Extracted records
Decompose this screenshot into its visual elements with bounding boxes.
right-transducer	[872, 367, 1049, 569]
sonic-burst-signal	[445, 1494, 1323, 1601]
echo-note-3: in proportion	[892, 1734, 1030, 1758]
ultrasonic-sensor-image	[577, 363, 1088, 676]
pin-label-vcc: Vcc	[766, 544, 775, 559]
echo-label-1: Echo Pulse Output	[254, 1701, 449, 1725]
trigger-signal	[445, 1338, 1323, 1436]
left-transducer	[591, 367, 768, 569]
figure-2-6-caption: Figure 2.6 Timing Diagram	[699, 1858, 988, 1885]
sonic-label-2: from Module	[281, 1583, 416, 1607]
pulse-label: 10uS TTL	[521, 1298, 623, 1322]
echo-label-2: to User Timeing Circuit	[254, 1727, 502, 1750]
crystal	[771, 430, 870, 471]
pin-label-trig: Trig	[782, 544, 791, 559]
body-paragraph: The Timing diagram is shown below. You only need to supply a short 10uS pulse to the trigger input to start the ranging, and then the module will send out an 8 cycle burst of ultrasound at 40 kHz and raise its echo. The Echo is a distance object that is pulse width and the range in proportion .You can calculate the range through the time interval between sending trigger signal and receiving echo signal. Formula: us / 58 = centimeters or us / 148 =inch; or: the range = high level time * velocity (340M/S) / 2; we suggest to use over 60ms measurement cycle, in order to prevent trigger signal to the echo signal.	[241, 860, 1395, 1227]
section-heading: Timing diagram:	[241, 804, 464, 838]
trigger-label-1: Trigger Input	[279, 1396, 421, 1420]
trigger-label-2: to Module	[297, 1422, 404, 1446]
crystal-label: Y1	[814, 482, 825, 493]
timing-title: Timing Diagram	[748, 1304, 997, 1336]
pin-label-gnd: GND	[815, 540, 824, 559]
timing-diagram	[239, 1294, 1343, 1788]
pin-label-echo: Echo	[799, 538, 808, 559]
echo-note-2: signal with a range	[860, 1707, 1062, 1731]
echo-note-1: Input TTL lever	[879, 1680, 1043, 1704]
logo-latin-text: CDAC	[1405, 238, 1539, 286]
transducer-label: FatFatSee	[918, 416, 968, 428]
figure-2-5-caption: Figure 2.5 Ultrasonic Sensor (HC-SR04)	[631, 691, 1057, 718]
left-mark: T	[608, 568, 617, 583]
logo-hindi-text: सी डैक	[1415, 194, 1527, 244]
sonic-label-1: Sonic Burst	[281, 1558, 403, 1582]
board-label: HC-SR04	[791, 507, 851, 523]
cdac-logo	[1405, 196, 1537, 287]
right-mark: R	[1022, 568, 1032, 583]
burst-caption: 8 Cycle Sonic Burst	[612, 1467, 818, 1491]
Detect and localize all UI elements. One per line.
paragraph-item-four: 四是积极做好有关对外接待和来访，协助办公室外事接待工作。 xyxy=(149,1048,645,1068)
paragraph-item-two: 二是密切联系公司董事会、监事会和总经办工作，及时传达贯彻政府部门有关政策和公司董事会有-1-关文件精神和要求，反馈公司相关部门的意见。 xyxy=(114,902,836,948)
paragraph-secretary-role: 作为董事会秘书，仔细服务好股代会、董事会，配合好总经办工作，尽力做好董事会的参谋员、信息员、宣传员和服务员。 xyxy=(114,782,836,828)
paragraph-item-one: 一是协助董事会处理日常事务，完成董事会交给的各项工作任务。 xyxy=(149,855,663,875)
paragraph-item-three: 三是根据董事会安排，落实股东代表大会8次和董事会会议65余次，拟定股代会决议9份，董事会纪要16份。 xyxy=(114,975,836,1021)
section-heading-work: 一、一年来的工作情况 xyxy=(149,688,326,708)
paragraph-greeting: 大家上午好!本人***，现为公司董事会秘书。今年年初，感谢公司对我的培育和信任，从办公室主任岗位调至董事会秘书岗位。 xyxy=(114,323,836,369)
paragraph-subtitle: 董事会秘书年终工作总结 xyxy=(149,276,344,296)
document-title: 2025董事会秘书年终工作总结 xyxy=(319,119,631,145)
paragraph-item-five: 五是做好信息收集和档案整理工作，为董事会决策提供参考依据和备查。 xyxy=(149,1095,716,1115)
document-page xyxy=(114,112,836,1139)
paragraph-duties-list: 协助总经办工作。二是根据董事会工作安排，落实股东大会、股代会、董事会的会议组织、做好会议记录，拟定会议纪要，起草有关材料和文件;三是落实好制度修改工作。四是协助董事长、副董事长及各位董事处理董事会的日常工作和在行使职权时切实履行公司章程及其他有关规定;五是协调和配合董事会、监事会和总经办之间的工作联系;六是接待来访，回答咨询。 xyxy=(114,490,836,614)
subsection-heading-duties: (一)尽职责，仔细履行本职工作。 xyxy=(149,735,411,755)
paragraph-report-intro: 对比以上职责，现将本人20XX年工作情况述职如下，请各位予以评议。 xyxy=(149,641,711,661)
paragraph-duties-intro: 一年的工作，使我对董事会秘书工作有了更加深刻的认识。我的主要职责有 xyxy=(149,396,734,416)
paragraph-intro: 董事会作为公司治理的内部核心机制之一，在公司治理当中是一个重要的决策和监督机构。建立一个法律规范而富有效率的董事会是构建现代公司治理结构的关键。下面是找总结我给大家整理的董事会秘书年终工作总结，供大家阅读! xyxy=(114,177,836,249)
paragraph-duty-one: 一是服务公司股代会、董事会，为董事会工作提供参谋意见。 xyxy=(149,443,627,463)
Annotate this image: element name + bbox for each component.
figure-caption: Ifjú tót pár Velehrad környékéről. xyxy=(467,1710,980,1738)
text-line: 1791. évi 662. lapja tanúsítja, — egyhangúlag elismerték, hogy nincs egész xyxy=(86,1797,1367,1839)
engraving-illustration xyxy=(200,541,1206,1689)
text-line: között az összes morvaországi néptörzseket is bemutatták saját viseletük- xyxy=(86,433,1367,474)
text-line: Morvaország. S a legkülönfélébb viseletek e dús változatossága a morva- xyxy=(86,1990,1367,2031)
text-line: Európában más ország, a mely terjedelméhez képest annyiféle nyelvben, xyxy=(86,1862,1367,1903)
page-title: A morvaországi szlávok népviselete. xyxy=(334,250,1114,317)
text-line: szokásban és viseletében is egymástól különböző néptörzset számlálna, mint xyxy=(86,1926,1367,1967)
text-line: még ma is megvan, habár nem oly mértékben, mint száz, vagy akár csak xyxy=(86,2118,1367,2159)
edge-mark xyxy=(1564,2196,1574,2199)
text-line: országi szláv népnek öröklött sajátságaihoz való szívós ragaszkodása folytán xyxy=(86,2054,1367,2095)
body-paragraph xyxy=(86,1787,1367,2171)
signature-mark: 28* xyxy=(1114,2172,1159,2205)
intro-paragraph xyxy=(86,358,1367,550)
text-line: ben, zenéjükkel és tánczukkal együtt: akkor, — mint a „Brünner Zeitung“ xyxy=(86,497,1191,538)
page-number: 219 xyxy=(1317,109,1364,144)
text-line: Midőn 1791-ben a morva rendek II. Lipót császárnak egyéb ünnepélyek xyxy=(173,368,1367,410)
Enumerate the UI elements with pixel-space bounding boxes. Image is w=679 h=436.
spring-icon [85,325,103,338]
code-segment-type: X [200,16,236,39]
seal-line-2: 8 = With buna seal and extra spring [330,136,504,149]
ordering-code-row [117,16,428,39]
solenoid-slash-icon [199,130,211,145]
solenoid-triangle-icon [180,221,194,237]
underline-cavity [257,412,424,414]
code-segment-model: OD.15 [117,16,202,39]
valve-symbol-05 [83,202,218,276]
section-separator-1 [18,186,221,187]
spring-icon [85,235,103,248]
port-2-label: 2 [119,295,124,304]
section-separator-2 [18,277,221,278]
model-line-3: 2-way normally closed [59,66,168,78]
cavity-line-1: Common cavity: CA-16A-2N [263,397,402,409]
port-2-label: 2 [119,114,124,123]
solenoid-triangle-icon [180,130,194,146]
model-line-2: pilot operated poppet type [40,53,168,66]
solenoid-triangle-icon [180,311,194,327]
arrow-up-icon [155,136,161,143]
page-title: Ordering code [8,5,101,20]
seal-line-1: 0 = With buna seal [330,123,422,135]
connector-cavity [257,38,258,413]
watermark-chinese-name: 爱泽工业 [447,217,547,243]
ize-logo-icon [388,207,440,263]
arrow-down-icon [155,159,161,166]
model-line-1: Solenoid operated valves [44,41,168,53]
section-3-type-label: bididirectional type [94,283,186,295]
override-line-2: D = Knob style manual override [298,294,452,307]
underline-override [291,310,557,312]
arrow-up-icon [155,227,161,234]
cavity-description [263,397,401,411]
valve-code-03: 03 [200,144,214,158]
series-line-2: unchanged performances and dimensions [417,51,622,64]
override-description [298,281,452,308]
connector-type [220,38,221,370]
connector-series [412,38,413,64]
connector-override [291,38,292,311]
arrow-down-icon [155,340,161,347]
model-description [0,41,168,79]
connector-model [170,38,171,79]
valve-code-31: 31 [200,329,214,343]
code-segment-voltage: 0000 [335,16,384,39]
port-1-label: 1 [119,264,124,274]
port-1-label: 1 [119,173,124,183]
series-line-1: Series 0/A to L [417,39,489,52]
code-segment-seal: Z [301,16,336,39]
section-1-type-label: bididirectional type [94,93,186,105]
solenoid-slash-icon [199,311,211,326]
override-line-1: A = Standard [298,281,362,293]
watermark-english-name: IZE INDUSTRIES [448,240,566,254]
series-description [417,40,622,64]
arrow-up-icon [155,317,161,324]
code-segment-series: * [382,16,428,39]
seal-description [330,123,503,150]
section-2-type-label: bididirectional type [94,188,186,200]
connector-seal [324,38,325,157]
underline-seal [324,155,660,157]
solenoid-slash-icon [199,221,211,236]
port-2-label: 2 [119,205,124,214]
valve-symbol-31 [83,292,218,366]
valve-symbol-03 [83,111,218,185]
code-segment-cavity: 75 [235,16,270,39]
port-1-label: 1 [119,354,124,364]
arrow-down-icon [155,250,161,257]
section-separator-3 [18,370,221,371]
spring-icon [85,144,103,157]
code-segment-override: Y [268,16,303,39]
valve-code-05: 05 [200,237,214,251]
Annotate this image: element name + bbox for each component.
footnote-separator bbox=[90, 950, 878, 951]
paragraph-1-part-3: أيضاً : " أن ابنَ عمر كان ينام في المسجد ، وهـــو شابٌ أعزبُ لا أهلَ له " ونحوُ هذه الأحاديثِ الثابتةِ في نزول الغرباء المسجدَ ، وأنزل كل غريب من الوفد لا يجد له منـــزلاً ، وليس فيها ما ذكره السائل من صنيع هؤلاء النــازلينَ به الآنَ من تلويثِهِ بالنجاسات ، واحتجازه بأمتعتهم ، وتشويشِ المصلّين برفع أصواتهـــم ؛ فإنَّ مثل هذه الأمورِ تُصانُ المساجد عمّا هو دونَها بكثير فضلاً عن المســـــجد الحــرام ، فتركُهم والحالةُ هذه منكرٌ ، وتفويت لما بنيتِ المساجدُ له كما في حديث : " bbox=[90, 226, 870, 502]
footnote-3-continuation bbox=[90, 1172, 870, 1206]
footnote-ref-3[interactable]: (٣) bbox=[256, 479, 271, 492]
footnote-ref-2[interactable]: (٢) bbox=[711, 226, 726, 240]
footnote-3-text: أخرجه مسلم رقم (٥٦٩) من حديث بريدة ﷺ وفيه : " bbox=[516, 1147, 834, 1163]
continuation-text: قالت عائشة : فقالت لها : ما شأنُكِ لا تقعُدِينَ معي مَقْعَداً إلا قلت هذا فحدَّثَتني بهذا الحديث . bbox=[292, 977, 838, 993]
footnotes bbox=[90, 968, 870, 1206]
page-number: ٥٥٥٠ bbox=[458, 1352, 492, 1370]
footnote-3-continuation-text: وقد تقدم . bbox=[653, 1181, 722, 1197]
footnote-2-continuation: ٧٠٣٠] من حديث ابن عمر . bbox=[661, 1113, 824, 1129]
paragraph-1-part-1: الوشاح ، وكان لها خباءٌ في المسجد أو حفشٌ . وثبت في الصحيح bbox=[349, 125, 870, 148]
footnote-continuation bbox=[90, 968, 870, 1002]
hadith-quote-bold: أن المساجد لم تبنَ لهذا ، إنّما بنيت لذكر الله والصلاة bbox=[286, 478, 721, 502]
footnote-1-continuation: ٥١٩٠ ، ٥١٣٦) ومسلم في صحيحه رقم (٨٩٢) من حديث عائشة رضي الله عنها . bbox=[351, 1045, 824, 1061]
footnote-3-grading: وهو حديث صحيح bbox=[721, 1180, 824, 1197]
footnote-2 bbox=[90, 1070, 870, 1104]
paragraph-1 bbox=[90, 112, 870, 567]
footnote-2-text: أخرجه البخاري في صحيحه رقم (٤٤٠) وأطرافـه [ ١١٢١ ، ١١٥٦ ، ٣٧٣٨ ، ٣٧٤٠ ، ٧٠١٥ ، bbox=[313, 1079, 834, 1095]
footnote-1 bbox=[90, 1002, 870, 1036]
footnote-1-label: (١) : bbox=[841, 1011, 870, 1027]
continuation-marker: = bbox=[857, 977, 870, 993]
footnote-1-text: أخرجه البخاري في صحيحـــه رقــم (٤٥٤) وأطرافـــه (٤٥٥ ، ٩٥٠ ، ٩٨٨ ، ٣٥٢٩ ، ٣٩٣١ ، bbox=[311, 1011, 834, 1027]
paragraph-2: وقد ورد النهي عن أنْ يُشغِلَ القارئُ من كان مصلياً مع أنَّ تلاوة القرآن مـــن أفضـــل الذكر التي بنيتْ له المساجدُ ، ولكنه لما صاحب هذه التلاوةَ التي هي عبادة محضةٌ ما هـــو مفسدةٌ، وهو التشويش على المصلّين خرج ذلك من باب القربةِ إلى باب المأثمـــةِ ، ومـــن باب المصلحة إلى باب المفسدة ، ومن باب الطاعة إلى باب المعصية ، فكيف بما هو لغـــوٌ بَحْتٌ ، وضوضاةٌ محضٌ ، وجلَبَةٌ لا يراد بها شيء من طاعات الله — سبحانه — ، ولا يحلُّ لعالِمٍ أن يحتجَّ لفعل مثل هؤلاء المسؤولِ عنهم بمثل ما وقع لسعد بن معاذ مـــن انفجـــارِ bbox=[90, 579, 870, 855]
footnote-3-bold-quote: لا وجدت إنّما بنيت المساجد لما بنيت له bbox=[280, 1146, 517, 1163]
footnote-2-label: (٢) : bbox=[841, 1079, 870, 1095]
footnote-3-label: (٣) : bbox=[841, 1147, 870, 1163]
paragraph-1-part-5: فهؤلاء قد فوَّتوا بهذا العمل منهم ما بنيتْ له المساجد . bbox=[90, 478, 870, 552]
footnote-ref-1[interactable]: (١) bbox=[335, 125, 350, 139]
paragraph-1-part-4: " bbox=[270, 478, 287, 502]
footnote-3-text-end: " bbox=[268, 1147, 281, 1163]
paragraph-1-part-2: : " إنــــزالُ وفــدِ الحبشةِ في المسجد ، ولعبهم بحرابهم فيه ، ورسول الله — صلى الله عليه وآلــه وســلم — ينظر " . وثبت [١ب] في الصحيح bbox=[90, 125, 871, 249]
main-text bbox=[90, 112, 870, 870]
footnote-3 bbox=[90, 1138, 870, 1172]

■ STATED EXERCISE ■
How many lines of the material above contain the string "الصحيح"? Count case-sensitively and give only the number.

■ FINISHED TASK ■
2